- What needs to be done -
Repeat the whole listing exactly as written.

- Input rows -

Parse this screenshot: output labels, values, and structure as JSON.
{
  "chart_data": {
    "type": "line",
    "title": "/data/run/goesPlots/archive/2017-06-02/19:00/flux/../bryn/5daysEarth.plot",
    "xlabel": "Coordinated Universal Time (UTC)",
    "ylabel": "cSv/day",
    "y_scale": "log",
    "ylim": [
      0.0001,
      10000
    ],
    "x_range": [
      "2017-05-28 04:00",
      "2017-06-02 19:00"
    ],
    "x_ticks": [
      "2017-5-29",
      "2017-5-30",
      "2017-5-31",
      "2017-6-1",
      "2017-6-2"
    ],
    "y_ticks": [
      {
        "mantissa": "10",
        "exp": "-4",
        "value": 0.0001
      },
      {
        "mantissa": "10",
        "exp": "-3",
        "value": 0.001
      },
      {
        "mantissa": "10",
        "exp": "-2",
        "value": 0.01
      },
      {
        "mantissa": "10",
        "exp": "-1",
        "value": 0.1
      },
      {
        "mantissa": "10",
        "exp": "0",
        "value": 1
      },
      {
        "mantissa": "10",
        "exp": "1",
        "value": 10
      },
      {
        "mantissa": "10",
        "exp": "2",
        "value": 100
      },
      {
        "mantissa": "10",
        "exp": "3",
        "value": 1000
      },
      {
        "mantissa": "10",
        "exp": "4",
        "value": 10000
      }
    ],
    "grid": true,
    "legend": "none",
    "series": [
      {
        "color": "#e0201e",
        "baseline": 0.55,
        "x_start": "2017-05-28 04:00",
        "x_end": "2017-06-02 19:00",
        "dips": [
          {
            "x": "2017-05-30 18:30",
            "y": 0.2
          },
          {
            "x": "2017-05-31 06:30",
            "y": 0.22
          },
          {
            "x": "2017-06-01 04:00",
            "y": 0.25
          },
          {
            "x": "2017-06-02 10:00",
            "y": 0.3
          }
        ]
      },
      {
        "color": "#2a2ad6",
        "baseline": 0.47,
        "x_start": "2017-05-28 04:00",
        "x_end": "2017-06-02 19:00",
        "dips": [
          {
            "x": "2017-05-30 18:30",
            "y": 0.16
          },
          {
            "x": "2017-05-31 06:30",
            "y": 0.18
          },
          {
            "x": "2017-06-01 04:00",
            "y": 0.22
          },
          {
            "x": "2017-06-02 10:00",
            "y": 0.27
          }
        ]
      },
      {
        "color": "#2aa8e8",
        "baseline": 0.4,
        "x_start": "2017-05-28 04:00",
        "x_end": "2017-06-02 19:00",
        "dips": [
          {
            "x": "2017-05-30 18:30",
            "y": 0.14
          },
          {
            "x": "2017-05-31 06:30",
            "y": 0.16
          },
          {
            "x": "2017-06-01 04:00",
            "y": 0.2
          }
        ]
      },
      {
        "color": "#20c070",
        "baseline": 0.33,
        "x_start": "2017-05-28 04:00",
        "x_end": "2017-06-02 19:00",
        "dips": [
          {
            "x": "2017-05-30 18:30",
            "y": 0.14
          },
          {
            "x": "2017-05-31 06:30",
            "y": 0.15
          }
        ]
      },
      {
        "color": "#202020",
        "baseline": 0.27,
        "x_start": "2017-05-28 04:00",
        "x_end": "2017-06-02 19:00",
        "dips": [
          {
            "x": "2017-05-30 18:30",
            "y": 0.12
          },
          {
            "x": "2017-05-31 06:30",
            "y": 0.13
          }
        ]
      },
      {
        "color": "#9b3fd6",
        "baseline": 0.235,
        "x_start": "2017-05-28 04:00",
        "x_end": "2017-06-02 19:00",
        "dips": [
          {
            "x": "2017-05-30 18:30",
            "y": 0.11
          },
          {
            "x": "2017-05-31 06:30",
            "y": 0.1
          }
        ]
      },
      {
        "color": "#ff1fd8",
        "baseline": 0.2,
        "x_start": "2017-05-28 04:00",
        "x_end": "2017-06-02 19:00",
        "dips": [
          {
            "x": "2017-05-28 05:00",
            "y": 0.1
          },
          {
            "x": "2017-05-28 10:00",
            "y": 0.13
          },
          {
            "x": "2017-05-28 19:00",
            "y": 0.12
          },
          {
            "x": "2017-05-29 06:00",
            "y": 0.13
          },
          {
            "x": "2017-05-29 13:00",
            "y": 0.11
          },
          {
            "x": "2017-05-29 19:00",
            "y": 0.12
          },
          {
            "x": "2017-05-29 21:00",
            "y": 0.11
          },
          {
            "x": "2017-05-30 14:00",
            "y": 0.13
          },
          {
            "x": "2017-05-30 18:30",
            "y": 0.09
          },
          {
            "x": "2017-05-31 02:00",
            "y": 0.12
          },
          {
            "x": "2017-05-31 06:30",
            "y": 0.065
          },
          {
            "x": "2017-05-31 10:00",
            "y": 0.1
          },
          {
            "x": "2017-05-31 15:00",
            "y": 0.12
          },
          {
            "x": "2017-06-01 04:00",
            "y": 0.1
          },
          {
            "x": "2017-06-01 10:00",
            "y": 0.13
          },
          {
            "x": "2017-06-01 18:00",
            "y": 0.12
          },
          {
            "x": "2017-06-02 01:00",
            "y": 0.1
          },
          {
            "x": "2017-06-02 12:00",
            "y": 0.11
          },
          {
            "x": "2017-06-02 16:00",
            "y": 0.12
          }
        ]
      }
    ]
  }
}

- Problem solution -
Parse this screenshot: output labels, values, and structure as JSON.
{
  "chart_data": {
    "type": "line",
    "title": "/data/run/goesPlots/archive/2017-06-02/19:00/flux/../bryn/5daysEarth.plot",
    "xlabel": "Coordinated Universal Time (UTC)",
    "ylabel": "cSv/day",
    "y_scale": "log",
    "ylim": [
      0.0001,
      10000
    ],
    "x_range": [
      "2017-05-28 04:00",
      "2017-06-02 19:00"
    ],
    "x_ticks": [
      "2017-5-29",
      "2017-5-30",
      "2017-5-31",
      "2017-6-1",
      "2017-6-2"
    ],
    "y_ticks": [
      {
        "mantissa": "10",
        "exp": "-4",
        "value": 0.0001
      },
      {
        "mantissa": "10",
        "exp": "-3",
        "value": 0.001
      },
      {
        "mantissa": "10",
        "exp": "-2",
        "value": 0.01
      },
      {
        "mantissa": "10",
        "exp": "-1",
        "value": 0.1
      },
      {
        "mantissa": "10",
        "exp": "0",
        "value": 1
      },
      {
        "mantissa": "10",
        "exp": "1",
        "value": 10
      },
      {
        "mantissa": "10",
        "exp": "2",
        "value": 100
      },
      {
        "mantissa": "10",
        "exp": "3",
        "value": 1000
      },
      {
        "mantissa": "10",
        "exp": "4",
        "value": 10000
      }
    ],
    "grid": true,
    "legend": "none",
    "series": [
      {
        "color": "#e0201e",
        "baseline": 0.55,
        "x_start": "2017-05-28 04:00",
        "x_end": "2017-06-02 19:00",
        "dips": [
          {
            "x": "2017-05-30 18:30",
            "y": 0.2
          },
          {
            "x": "2017-05-31 06:30",
            "y": 0.22
          },
          {
            "x": "2017-06-01 04:00",
            "y": 0.25
          },
          {
            "x": "2017-06-02 10:00",
            "y": 0.3
          }
        ]
      },
      {
        "color": "#2a2ad6",
        "baseline": 0.47,
        "x_start": "2017-05-28 04:00",
        "x_end": "2017-06-02 19:00",
        "dips": [
          {
            "x": "2017-05-30 18:30",
            "y": 0.16
          },
          {
            "x": "2017-05-31 06:30",
            "y": 0.18
          },
          {
            "x": "2017-06-01 04:00",
            "y": 0.22
          },
          {
            "x": "2017-06-02 10:00",
            "y": 0.27
          }
        ]
      },
      {
        "color": "#2aa8e8",
        "baseline": 0.4,
        "x_start": "2017-05-28 04:00",
        "x_end": "2017-06-02 19:00",
        "dips": [
          {
            "x": "2017-05-30 18:30",
            "y": 0.14
          },
          {
            "x": "2017-05-31 06:30",
            "y": 0.16
          },
          {
            "x": "2017-06-01 04:00",
            "y": 0.2
          }
        ]
      },
      {
        "color": "#20c070",
        "baseline": 0.33,
        "x_start": "2017-05-28 04:00",
        "x_end": "2017-06-02 19:00",
        "dips": [
          {
            "x": "2017-05-30 18:30",
            "y": 0.14
          },
          {
            "x": "2017-05-31 06:30",
            "y": 0.15
          }
        ]
      },
      {
        "color": "#202020",
        "baseline": 0.27,
        "x_start": "2017-05-28 04:00",
        "x_end": "2017-06-02 19:00",
        "dips": [
          {
            "x": "2017-05-30 18:30",
            "y": 0.12
          },
          {
            "x": "2017-05-31 06:30",
            "y": 0.13
          }
        ]
      },
      {
        "color": "#9b3fd6",
        "baseline": 0.235,
        "x_start": "2017-05-28 04:00",
        "x_end": "2017-06-02 19:00",
        "dips": [
          {
            "x": "2017-05-30 18:30",
            "y": 0.11
          },
          {
            "x": "2017-05-31 06:30",
            "y": 0.1
          }
        ]
      },
      {
        "color": "#ff1fd8",
        "baseline": 0.2,
        "x_start": "2017-05-28 04:00",
        "x_end": "2017-06-02 19:00",
        "dips": [
          {
            "x": "2017-05-28 05:00",
            "y": 0.1
          },
          {
            "x": "2017-05-28 10:00",
            "y": 0.13
          },
          {
            "x": "2017-05-28 19:00",
            "y": 0.12
          },
          {
            "x": "2017-05-29 06:00",
            "y": 0.13
          },
          {
            "x": "2017-05-29 13:00",
            "y": 0.11
          },
          {
            "x": "2017-05-29 19:00",
            "y": 0.12
          },
          {
            "x": "2017-05-29 21:00",
            "y": 0.11
          },
          {
            "x": "2017-05-30 14:00",
            "y": 0.13
          },
          {
            "x": "2017-05-30 18:30",
            "y": 0.09
          },
          {
            "x": "2017-05-31 02:00",
            "y": 0.12
          },
          {
            "x": "2017-05-31 06:30",
            "y": 0.065
          },
          {
            "x": "2017-05-31 10:00",
            "y": 0.1
          },
          {
            "x": "2017-05-31 15:00",
            "y": 0.12
          },
          {
            "x": "2017-06-01 04:00",
            "y": 0.1
          },
          {
            "x": "2017-06-01 10:00",
            "y": 0.13
          },
          {
            "x": "2017-06-01 18:00",
            "y": 0.12
          },
          {
            "x": "2017-06-02 01:00",
            "y": 0.1
          },
          {
            "x": "2017-06-02 12:00",
            "y": 0.11
          },
          {
            "x": "2017-06-02 16:00",
            "y": 0.12
          }
        ]
      }
    ]
  }
}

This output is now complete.